Document page transcription items

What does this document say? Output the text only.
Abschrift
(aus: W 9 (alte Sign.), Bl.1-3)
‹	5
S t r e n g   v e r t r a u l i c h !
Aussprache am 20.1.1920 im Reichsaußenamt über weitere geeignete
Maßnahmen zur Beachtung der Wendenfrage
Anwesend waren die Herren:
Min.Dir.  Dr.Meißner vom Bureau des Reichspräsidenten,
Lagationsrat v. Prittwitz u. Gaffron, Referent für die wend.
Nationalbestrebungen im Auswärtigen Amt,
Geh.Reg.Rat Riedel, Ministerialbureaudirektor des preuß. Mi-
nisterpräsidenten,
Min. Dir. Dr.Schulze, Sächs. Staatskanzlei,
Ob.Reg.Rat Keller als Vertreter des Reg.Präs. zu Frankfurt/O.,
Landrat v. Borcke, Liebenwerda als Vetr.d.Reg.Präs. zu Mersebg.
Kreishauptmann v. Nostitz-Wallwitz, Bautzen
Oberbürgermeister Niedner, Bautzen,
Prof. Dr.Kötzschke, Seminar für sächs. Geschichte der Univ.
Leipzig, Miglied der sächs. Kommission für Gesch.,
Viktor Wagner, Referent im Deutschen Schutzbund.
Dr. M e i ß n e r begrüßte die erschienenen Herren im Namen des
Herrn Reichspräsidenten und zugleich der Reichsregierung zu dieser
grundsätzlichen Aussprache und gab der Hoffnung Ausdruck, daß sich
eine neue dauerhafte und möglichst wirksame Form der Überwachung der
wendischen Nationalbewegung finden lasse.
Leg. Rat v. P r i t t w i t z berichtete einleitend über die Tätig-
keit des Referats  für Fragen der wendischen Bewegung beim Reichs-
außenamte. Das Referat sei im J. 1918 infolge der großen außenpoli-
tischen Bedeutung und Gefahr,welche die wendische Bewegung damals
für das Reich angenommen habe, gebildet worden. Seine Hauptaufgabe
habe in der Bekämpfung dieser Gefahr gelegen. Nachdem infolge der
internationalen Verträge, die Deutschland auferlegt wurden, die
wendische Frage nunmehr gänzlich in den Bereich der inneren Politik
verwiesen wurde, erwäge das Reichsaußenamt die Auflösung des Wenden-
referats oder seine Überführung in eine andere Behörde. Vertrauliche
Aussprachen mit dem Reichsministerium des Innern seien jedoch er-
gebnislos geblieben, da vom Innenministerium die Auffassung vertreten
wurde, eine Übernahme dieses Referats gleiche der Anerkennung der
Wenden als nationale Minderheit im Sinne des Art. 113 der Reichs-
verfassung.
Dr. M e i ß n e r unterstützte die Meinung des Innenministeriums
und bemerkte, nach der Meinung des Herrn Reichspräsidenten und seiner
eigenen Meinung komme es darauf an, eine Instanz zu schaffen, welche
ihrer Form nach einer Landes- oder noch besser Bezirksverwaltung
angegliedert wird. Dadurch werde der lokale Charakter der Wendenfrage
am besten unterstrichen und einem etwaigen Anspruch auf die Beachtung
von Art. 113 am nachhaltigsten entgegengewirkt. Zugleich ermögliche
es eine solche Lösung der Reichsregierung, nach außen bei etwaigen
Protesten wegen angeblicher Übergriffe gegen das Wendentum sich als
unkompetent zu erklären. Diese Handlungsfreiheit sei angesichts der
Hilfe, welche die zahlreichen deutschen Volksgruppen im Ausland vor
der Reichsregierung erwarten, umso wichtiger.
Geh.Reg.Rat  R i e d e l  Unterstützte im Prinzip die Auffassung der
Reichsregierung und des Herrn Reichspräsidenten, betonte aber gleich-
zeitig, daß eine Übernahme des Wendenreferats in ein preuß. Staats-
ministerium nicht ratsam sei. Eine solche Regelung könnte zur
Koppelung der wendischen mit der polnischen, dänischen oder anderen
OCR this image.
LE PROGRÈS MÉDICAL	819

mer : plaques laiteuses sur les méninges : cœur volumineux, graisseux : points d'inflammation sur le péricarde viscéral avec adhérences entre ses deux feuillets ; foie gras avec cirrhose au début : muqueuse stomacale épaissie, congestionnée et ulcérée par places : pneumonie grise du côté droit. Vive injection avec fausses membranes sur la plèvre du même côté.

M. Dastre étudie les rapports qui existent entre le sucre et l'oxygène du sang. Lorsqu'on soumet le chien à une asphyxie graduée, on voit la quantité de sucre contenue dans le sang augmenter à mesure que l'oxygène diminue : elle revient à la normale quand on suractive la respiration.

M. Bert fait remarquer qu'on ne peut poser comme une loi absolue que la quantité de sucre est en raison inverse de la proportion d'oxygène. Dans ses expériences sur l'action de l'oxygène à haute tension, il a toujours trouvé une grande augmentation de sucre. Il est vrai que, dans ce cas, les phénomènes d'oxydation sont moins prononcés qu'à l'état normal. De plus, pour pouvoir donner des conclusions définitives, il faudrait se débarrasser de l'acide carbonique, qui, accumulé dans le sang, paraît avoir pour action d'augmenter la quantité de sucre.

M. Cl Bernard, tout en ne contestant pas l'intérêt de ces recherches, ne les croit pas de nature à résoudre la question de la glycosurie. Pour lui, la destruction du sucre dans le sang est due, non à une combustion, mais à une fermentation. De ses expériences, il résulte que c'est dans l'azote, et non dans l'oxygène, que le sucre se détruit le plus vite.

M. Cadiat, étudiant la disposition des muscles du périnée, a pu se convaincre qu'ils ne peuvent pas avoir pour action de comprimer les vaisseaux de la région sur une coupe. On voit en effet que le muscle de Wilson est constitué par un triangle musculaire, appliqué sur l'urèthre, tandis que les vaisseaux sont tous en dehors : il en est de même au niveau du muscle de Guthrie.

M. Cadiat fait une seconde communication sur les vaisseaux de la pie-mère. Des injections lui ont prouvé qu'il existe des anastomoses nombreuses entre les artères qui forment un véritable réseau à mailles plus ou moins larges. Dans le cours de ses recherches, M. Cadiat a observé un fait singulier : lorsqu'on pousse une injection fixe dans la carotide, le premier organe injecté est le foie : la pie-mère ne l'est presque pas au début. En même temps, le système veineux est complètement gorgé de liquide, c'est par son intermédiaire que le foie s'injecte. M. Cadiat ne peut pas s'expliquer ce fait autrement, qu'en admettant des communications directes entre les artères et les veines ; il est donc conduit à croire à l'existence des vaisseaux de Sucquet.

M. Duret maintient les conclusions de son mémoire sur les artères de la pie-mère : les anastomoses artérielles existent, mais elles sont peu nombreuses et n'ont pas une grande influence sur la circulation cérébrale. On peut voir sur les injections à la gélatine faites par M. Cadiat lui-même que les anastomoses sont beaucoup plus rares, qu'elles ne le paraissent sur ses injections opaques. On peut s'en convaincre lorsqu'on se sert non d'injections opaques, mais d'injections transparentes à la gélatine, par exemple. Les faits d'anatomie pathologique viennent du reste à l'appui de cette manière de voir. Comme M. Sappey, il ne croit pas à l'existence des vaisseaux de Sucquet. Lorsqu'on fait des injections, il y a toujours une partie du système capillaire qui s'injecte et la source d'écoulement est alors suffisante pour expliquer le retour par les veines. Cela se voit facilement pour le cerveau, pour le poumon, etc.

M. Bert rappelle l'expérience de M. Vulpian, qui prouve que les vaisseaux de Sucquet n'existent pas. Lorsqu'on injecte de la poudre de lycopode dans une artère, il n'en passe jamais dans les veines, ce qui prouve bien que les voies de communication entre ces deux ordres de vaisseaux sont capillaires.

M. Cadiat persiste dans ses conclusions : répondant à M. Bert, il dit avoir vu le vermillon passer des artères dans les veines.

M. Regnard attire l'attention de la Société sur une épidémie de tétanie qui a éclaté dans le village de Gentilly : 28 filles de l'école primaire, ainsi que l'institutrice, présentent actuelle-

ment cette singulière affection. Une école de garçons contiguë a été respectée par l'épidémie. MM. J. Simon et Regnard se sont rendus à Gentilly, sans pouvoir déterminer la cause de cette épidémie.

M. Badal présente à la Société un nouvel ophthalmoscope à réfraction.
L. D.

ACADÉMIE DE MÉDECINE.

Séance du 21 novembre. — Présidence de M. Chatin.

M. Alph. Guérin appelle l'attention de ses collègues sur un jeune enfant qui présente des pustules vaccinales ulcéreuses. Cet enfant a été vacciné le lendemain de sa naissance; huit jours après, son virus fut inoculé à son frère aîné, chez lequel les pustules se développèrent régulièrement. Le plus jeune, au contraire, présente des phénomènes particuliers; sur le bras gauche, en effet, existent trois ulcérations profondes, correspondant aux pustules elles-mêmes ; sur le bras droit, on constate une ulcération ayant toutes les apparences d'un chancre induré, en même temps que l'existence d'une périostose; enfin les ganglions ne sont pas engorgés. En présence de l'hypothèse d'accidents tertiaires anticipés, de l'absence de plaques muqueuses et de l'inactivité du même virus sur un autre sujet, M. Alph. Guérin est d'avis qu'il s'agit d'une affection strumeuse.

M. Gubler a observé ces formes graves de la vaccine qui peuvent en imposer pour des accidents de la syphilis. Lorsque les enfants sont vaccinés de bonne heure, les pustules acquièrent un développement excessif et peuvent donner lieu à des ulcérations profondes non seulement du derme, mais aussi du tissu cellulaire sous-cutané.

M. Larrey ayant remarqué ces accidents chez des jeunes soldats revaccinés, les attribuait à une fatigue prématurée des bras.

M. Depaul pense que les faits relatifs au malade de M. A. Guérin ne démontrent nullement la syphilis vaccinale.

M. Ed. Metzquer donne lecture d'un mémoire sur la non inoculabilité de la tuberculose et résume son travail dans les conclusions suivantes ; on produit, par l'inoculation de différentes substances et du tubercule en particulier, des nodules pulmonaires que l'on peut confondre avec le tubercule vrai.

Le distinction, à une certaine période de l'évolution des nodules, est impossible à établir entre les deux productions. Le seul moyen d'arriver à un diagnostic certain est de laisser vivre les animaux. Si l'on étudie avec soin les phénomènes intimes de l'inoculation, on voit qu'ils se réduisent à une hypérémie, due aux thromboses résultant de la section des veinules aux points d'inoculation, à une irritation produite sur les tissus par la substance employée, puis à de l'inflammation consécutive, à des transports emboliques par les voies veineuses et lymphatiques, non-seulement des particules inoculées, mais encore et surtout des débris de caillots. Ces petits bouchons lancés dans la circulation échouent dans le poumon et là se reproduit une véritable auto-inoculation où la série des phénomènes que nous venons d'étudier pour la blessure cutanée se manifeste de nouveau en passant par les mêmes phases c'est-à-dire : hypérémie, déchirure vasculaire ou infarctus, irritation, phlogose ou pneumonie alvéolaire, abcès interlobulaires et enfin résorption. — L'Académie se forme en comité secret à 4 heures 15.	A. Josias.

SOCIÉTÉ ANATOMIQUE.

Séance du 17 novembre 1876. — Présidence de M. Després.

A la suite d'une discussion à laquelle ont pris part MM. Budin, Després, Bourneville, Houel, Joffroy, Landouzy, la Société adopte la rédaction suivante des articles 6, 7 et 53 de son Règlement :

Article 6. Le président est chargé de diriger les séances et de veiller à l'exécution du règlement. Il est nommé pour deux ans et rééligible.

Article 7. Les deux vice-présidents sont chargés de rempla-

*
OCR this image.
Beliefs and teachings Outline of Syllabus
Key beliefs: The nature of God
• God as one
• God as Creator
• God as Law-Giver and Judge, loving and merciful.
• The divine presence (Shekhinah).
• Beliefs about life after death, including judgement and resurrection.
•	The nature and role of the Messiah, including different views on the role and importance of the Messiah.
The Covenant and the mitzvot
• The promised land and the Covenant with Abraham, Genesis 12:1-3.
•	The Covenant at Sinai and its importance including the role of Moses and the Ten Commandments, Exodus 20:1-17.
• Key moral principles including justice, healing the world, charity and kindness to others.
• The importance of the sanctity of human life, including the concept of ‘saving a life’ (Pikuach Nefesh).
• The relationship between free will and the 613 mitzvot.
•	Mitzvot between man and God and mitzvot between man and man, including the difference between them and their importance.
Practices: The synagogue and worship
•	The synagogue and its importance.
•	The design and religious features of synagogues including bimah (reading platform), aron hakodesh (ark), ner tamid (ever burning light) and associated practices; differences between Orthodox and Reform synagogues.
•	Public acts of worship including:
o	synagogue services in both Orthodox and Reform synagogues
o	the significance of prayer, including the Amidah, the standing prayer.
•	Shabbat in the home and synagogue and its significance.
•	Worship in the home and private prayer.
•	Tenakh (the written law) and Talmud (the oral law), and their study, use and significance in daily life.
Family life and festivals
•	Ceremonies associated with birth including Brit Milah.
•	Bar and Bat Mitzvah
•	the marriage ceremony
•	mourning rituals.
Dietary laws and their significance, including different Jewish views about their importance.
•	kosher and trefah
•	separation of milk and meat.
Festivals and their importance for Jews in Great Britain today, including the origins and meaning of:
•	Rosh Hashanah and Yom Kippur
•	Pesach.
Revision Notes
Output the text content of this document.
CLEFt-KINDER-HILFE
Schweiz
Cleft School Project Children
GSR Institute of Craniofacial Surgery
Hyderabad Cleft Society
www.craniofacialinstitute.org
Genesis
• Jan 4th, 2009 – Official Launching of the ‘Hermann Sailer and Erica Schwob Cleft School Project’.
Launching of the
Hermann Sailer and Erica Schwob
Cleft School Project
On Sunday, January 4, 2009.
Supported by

Action item: Only one stretch of the data is wanted: the lines from the one with "Output the text content of this document." through the last, repeated exactly.

Exercise result:
Output the text content of this document.
CLEFt-KINDER-HILFE
Schweiz
Cleft School Project Children
GSR Institute of Craniofacial Surgery
Hyderabad Cleft Society
www.craniofacialinstitute.org
Genesis
• Jan 4th, 2009 – Official Launching of the ‘Hermann Sailer and Erica Schwob Cleft School Project’.
Launching of the
Hermann Sailer and Erica Schwob
Cleft School Project
On Sunday, January 4, 2009.
Supported by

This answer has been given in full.